> [Supplied material]
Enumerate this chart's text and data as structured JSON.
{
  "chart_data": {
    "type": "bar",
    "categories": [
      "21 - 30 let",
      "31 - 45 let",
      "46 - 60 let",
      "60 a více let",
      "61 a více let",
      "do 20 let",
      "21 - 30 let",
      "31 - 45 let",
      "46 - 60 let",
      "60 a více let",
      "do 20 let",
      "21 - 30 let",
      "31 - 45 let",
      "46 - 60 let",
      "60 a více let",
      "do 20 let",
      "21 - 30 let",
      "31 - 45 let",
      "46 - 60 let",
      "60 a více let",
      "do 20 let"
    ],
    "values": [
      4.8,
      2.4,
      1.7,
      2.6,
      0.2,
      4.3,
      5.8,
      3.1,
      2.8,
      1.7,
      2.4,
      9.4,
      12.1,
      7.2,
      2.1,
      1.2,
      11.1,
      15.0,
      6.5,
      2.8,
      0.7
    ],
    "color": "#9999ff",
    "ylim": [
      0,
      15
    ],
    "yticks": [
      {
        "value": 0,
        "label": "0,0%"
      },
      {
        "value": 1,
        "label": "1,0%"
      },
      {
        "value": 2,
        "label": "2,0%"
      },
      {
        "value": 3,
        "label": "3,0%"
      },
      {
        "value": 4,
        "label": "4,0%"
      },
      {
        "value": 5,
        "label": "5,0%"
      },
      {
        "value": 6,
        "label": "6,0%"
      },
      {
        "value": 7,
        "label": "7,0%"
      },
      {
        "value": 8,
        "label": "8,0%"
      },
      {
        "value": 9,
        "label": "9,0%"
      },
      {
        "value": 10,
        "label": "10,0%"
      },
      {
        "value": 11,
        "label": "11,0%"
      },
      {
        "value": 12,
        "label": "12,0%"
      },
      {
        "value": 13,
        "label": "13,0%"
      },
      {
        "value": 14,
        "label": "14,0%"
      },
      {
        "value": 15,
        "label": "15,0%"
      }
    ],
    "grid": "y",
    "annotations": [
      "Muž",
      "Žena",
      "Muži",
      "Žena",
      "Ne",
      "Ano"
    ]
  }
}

> [Challenge] Output all preceding records character for character.

> [Result]
Enumerate this chart's text and data as structured JSON.
{
  "chart_data": {
    "type": "bar",
    "categories": [
      "21 - 30 let",
      "31 - 45 let",
      "46 - 60 let",
      "60 a více let",
      "61 a více let",
      "do 20 let",
      "21 - 30 let",
      "31 - 45 let",
      "46 - 60 let",
      "60 a více let",
      "do 20 let",
      "21 - 30 let",
      "31 - 45 let",
      "46 - 60 let",
      "60 a více let",
      "do 20 let",
      "21 - 30 let",
      "31 - 45 let",
      "46 - 60 let",
      "60 a více let",
      "do 20 let"
    ],
    "values": [
      4.8,
      2.4,
      1.7,
      2.6,
      0.2,
      4.3,
      5.8,
      3.1,
      2.8,
      1.7,
      2.4,
      9.4,
      12.1,
      7.2,
      2.1,
      1.2,
      11.1,
      15.0,
      6.5,
      2.8,
      0.7
    ],
    "color": "#9999ff",
    "ylim": [
      0,
      15
    ],
    "yticks": [
      {
        "value": 0,
        "label": "0,0%"
      },
      {
        "value": 1,
        "label": "1,0%"
      },
      {
        "value": 2,
        "label": "2,0%"
      },
      {
        "value": 3,
        "label": "3,0%"
      },
      {
        "value": 4,
        "label": "4,0%"
      },
      {
        "value": 5,
        "label": "5,0%"
      },
      {
        "value": 6,
        "label": "6,0%"
      },
      {
        "value": 7,
        "label": "7,0%"
      },
      {
        "value": 8,
        "label": "8,0%"
      },
      {
        "value": 9,
        "label": "9,0%"
      },
      {
        "value": 10,
        "label": "10,0%"
      },
      {
        "value": 11,
        "label": "11,0%"
      },
      {
        "value": 12,
        "label": "12,0%"
      },
      {
        "value": 13,
        "label": "13,0%"
      },
      {
        "value": 14,
        "label": "14,0%"
      },
      {
        "value": 15,
        "label": "15,0%"
      }
    ],
    "grid": "y",
    "annotations": [
      "Muž",
      "Žena",
      "Muži",
      "Žena",
      "Ne",
      "Ano"
    ]
  }
}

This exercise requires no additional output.